[Data entries]
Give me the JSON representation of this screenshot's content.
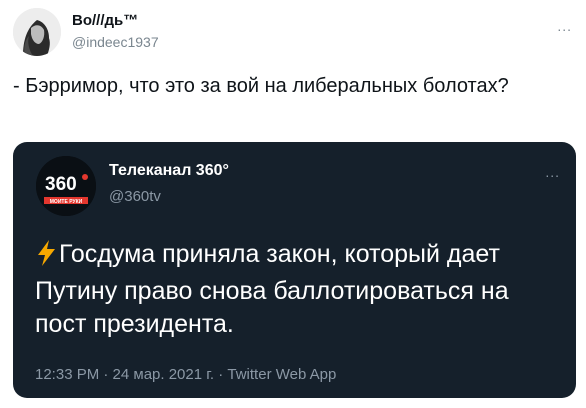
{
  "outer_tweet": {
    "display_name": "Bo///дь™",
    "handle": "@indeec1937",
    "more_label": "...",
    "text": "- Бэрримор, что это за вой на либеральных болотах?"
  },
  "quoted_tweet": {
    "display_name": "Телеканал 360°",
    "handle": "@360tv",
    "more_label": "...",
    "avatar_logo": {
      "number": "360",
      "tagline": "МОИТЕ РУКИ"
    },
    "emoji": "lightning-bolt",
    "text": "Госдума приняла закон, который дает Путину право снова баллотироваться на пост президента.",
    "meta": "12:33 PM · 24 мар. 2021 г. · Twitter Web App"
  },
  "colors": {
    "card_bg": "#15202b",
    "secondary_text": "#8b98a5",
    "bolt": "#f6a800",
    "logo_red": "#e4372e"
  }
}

==

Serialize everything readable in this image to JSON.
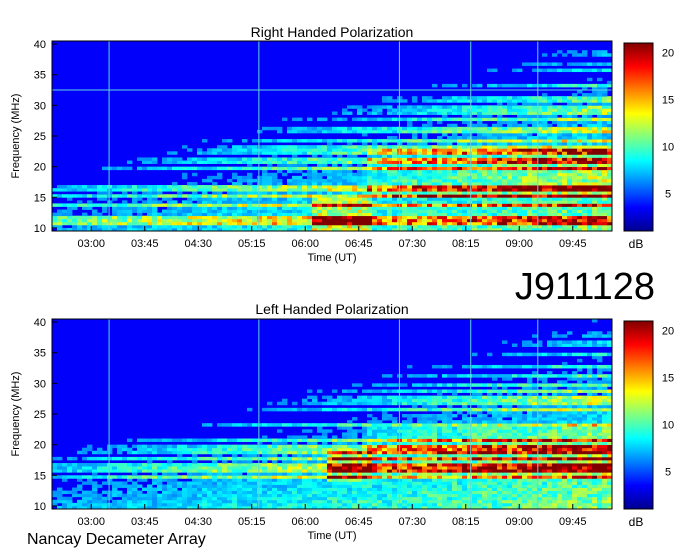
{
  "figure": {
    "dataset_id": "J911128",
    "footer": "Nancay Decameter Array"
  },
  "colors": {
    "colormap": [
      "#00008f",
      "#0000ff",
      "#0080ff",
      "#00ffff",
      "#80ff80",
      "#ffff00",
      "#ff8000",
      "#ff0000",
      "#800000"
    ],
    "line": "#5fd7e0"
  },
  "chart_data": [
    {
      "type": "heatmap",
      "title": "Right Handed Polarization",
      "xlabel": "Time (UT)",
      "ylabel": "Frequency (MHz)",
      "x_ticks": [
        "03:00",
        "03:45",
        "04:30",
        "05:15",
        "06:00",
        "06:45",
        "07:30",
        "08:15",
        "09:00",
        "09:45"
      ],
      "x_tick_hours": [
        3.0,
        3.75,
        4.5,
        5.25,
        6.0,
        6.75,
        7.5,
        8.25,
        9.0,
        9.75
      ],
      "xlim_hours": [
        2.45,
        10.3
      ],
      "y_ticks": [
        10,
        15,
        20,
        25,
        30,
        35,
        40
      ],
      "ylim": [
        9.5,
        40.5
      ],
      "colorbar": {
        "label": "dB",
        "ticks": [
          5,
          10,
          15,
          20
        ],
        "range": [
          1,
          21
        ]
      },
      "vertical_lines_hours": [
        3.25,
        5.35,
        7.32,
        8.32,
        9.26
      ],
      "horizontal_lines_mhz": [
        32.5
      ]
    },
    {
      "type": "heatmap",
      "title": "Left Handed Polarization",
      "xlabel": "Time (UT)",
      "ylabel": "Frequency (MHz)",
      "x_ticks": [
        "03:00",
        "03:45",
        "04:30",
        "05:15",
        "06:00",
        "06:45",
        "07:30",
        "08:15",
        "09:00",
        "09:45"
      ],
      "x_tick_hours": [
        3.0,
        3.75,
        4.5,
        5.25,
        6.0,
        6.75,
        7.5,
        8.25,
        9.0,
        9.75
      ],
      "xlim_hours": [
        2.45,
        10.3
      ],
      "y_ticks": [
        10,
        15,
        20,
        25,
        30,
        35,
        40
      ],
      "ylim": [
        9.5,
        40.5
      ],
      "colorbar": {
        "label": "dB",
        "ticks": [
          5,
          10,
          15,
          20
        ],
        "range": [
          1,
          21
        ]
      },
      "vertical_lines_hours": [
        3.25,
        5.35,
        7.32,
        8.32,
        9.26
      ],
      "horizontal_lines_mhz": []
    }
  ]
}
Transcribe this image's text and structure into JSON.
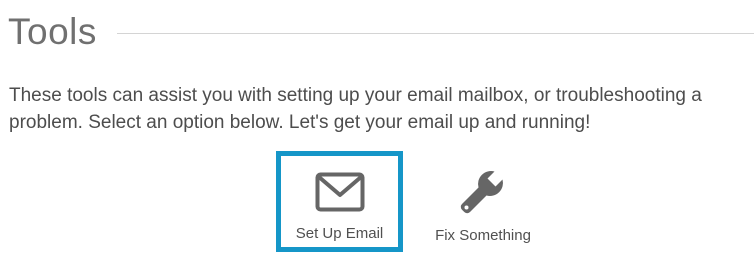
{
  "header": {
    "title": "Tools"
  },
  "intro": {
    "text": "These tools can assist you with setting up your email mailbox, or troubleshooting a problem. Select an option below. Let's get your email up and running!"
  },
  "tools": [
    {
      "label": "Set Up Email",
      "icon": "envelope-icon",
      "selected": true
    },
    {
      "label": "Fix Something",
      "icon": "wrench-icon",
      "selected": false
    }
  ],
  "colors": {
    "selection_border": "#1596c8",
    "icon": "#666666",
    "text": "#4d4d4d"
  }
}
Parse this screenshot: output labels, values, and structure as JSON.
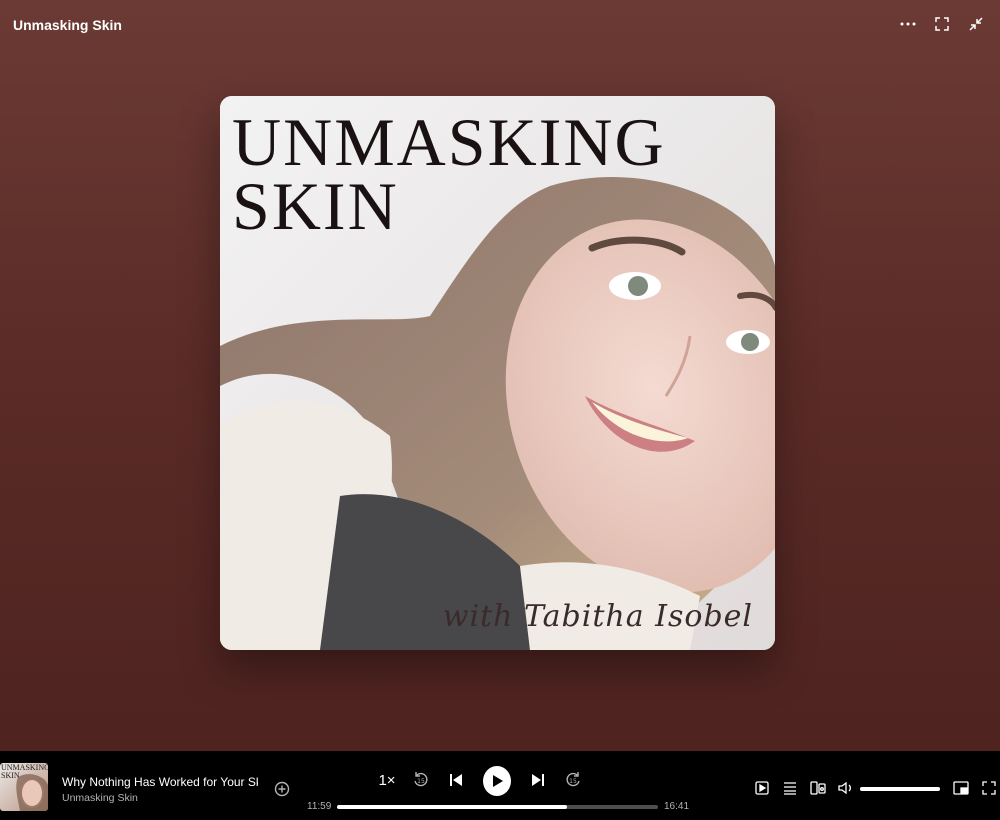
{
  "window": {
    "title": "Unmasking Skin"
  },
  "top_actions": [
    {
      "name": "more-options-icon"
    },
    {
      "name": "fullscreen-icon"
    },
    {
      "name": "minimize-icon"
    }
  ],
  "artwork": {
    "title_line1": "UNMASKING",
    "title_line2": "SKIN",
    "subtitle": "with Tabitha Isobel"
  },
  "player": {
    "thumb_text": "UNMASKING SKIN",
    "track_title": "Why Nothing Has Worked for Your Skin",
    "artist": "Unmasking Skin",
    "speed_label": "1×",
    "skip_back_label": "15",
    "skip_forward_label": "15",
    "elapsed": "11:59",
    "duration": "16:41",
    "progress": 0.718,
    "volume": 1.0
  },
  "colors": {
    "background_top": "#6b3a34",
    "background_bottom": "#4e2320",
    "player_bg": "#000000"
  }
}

==

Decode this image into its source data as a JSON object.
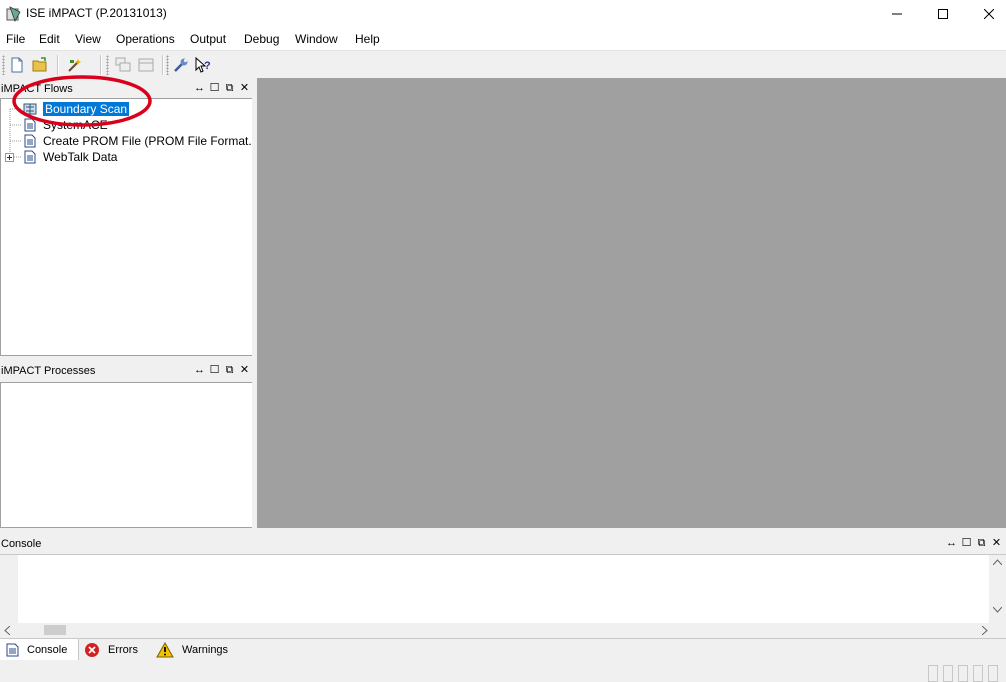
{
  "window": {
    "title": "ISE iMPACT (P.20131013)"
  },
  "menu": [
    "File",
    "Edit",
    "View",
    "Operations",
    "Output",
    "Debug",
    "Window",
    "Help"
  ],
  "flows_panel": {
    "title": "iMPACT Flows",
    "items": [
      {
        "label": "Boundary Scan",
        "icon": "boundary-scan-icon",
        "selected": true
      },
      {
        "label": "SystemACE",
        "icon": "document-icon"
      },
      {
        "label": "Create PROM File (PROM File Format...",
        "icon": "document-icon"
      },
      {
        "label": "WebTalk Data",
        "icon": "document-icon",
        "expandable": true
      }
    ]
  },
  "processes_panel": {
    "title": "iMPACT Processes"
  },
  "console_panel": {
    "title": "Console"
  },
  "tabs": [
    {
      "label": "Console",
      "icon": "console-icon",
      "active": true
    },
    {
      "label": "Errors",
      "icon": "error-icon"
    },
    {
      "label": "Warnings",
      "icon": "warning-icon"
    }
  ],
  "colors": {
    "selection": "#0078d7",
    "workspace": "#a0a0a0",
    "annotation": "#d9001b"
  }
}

▶ [SHORT PROBLEM] Identify and copy the lines holding the word "true".

▶ [EXERCISE ANSWER]
      "selected": true
        "selected": true
        "expandable": true
      "active": true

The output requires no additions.